>> Start GIVEN RECORDS

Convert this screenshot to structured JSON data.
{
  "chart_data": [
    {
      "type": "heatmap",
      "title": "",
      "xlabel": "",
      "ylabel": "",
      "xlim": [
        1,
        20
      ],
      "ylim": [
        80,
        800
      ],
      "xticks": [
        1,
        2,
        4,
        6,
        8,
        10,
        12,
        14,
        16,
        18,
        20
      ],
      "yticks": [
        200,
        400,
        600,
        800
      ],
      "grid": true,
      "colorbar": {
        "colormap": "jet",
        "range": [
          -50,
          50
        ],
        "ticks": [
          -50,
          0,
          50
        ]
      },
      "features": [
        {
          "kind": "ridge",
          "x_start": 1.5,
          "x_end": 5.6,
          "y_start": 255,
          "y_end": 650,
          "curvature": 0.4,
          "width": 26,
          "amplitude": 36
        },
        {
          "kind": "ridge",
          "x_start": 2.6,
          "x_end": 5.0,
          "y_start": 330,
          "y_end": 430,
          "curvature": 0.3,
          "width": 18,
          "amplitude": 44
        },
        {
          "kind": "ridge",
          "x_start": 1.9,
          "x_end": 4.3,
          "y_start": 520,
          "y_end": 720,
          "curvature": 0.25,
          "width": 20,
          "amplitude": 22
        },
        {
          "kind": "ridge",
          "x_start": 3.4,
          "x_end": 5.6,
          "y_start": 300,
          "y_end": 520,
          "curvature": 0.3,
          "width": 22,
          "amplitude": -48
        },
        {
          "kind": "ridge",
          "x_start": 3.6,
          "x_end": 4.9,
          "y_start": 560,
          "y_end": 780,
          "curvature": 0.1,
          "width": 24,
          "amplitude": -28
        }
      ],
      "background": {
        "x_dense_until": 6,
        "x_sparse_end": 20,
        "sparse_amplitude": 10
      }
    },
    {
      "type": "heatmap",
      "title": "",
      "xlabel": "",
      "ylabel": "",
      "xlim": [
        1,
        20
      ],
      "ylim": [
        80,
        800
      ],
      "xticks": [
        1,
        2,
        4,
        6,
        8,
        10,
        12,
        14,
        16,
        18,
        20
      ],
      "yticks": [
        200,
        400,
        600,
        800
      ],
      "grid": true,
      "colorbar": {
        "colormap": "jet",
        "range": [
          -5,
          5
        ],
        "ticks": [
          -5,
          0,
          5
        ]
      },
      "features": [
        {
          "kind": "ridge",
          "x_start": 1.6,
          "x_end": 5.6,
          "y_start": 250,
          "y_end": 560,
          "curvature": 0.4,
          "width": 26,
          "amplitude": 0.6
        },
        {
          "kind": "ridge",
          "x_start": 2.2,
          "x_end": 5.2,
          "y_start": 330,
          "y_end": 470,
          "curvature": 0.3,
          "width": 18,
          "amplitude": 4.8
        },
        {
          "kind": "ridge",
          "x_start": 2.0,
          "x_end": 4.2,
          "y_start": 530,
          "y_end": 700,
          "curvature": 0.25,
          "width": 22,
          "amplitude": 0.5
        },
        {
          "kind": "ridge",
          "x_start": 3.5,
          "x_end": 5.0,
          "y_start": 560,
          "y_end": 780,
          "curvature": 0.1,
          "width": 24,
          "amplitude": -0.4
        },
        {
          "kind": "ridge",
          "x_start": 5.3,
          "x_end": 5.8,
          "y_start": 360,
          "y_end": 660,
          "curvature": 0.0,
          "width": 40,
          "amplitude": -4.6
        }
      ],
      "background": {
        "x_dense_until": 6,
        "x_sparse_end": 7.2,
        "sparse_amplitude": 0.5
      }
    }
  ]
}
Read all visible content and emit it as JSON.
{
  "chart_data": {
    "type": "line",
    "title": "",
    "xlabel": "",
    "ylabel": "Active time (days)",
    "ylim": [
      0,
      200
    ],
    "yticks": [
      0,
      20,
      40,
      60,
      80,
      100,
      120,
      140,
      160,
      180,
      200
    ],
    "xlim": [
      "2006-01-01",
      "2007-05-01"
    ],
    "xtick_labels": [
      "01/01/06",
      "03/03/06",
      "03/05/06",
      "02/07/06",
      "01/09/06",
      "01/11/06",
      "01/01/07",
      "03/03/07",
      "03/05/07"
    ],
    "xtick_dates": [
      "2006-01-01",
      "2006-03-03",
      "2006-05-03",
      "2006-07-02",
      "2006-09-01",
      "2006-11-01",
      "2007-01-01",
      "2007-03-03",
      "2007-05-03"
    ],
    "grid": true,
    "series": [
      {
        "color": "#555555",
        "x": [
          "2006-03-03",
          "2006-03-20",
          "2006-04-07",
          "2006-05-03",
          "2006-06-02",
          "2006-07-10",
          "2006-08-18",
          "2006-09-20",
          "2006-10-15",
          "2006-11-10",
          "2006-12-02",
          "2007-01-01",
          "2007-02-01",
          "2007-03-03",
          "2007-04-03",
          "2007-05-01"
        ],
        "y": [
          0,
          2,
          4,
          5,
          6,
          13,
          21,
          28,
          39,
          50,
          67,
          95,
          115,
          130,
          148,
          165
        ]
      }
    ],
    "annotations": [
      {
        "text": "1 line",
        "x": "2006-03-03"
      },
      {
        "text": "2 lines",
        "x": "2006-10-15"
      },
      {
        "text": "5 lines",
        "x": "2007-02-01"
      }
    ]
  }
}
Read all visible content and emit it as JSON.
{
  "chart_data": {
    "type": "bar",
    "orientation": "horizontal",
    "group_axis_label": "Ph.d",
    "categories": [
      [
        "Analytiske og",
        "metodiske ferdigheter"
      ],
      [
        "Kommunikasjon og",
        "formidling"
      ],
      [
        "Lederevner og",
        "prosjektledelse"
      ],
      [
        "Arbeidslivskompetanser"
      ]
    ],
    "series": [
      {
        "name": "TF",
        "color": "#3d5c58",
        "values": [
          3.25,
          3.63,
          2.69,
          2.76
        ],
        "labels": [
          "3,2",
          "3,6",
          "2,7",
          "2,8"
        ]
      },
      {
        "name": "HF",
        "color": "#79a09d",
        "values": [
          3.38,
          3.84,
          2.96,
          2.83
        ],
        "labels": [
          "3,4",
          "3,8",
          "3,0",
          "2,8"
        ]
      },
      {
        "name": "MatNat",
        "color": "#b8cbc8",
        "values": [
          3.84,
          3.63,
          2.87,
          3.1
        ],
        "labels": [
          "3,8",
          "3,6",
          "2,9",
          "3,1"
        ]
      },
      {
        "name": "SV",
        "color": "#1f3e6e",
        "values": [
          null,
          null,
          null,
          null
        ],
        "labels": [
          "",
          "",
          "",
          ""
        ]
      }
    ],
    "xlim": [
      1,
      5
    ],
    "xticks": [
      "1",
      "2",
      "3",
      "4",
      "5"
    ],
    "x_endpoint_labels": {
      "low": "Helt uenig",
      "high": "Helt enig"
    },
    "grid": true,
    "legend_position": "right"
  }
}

>> End GIVEN RECORDS

_DIRECTIONS FOR THIS TASK_
Each record above should be output again exactly.

_FINAL RESULT_
Convert this screenshot to structured JSON data.
{
  "chart_data": [
    {
      "type": "heatmap",
      "title": "",
      "xlabel": "",
      "ylabel": "",
      "xlim": [
        1,
        20
      ],
      "ylim": [
        80,
        800
      ],
      "xticks": [
        1,
        2,
        4,
        6,
        8,
        10,
        12,
        14,
        16,
        18,
        20
      ],
      "yticks": [
        200,
        400,
        600,
        800
      ],
      "grid": true,
      "colorbar": {
        "colormap": "jet",
        "range": [
          -50,
          50
        ],
        "ticks": [
          -50,
          0,
          50
        ]
      },
      "features": [
        {
          "kind": "ridge",
          "x_start": 1.5,
          "x_end": 5.6,
          "y_start": 255,
          "y_end": 650,
          "curvature": 0.4,
          "width": 26,
          "amplitude": 36
        },
        {
          "kind": "ridge",
          "x_start": 2.6,
          "x_end": 5.0,
          "y_start": 330,
          "y_end": 430,
          "curvature": 0.3,
          "width": 18,
          "amplitude": 44
        },
        {
          "kind": "ridge",
          "x_start": 1.9,
          "x_end": 4.3,
          "y_start": 520,
          "y_end": 720,
          "curvature": 0.25,
          "width": 20,
          "amplitude": 22
        },
        {
          "kind": "ridge",
          "x_start": 3.4,
          "x_end": 5.6,
          "y_start": 300,
          "y_end": 520,
          "curvature": 0.3,
          "width": 22,
          "amplitude": -48
        },
        {
          "kind": "ridge",
          "x_start": 3.6,
          "x_end": 4.9,
          "y_start": 560,
          "y_end": 780,
          "curvature": 0.1,
          "width": 24,
          "amplitude": -28
        }
      ],
      "background": {
        "x_dense_until": 6,
        "x_sparse_end": 20,
        "sparse_amplitude": 10
      }
    },
    {
      "type": "heatmap",
      "title": "",
      "xlabel": "",
      "ylabel": "",
      "xlim": [
        1,
        20
      ],
      "ylim": [
        80,
        800
      ],
      "xticks": [
        1,
        2,
        4,
        6,
        8,
        10,
        12,
        14,
        16,
        18,
        20
      ],
      "yticks": [
        200,
        400,
        600,
        800
      ],
      "grid": true,
      "colorbar": {
        "colormap": "jet",
        "range": [
          -5,
          5
        ],
        "ticks": [
          -5,
          0,
          5
        ]
      },
      "features": [
        {
          "kind": "ridge",
          "x_start": 1.6,
          "x_end": 5.6,
          "y_start": 250,
          "y_end": 560,
          "curvature": 0.4,
          "width": 26,
          "amplitude": 0.6
        },
        {
          "kind": "ridge",
          "x_start": 2.2,
          "x_end": 5.2,
          "y_start": 330,
          "y_end": 470,
          "curvature": 0.3,
          "width": 18,
          "amplitude": 4.8
        },
        {
          "kind": "ridge",
          "x_start": 2.0,
          "x_end": 4.2,
          "y_start": 530,
          "y_end": 700,
          "curvature": 0.25,
          "width": 22,
          "amplitude": 0.5
        },
        {
          "kind": "ridge",
          "x_start": 3.5,
          "x_end": 5.0,
          "y_start": 560,
          "y_end": 780,
          "curvature": 0.1,
          "width": 24,
          "amplitude": -0.4
        },
        {
          "kind": "ridge",
          "x_start": 5.3,
          "x_end": 5.8,
          "y_start": 360,
          "y_end": 660,
          "curvature": 0.0,
          "width": 40,
          "amplitude": -4.6
        }
      ],
      "background": {
        "x_dense_until": 6,
        "x_sparse_end": 7.2,
        "sparse_amplitude": 0.5
      }
    }
  ]
}
Read all visible content and emit it as JSON.
{
  "chart_data": {
    "type": "line",
    "title": "",
    "xlabel": "",
    "ylabel": "Active time (days)",
    "ylim": [
      0,
      200
    ],
    "yticks": [
      0,
      20,
      40,
      60,
      80,
      100,
      120,
      140,
      160,
      180,
      200
    ],
    "xlim": [
      "2006-01-01",
      "2007-05-01"
    ],
    "xtick_labels": [
      "01/01/06",
      "03/03/06",
      "03/05/06",
      "02/07/06",
      "01/09/06",
      "01/11/06",
      "01/01/07",
      "03/03/07",
      "03/05/07"
    ],
    "xtick_dates": [
      "2006-01-01",
      "2006-03-03",
      "2006-05-03",
      "2006-07-02",
      "2006-09-01",
      "2006-11-01",
      "2007-01-01",
      "2007-03-03",
      "2007-05-03"
    ],
    "grid": true,
    "series": [
      {
        "color": "#555555",
        "x": [
          "2006-03-03",
          "2006-03-20",
          "2006-04-07",
          "2006-05-03",
          "2006-06-02",
          "2006-07-10",
          "2006-08-18",
          "2006-09-20",
          "2006-10-15",
          "2006-11-10",
          "2006-12-02",
          "2007-01-01",
          "2007-02-01",
          "2007-03-03",
          "2007-04-03",
          "2007-05-01"
        ],
        "y": [
          0,
          2,
          4,
          5,
          6,
          13,
          21,
          28,
          39,
          50,
          67,
          95,
          115,
          130,
          148,
          165
        ]
      }
    ],
    "annotations": [
      {
        "text": "1 line",
        "x": "2006-03-03"
      },
      {
        "text": "2 lines",
        "x": "2006-10-15"
      },
      {
        "text": "5 lines",
        "x": "2007-02-01"
      }
    ]
  }
}
Read all visible content and emit it as JSON.
{
  "chart_data": {
    "type": "bar",
    "orientation": "horizontal",
    "group_axis_label": "Ph.d",
    "categories": [
      [
        "Analytiske og",
        "metodiske ferdigheter"
      ],
      [
        "Kommunikasjon og",
        "formidling"
      ],
      [
        "Lederevner og",
        "prosjektledelse"
      ],
      [
        "Arbeidslivskompetanser"
      ]
    ],
    "series": [
      {
        "name": "TF",
        "color": "#3d5c58",
        "values": [
          3.25,
          3.63,
          2.69,
          2.76
        ],
        "labels": [
          "3,2",
          "3,6",
          "2,7",
          "2,8"
        ]
      },
      {
        "name": "HF",
        "color": "#79a09d",
        "values": [
          3.38,
          3.84,
          2.96,
          2.83
        ],
        "labels": [
          "3,4",
          "3,8",
          "3,0",
          "2,8"
        ]
      },
      {
        "name": "MatNat",
        "color": "#b8cbc8",
        "values": [
          3.84,
          3.63,
          2.87,
          3.1
        ],
        "labels": [
          "3,8",
          "3,6",
          "2,9",
          "3,1"
        ]
      },
      {
        "name": "SV",
        "color": "#1f3e6e",
        "values": [
          null,
          null,
          null,
          null
        ],
        "labels": [
          "",
          "",
          "",
          ""
        ]
      }
    ],
    "xlim": [
      1,
      5
    ],
    "xticks": [
      "1",
      "2",
      "3",
      "4",
      "5"
    ],
    "x_endpoint_labels": {
      "low": "Helt uenig",
      "high": "Helt enig"
    },
    "grid": true,
    "legend_position": "right"
  }
}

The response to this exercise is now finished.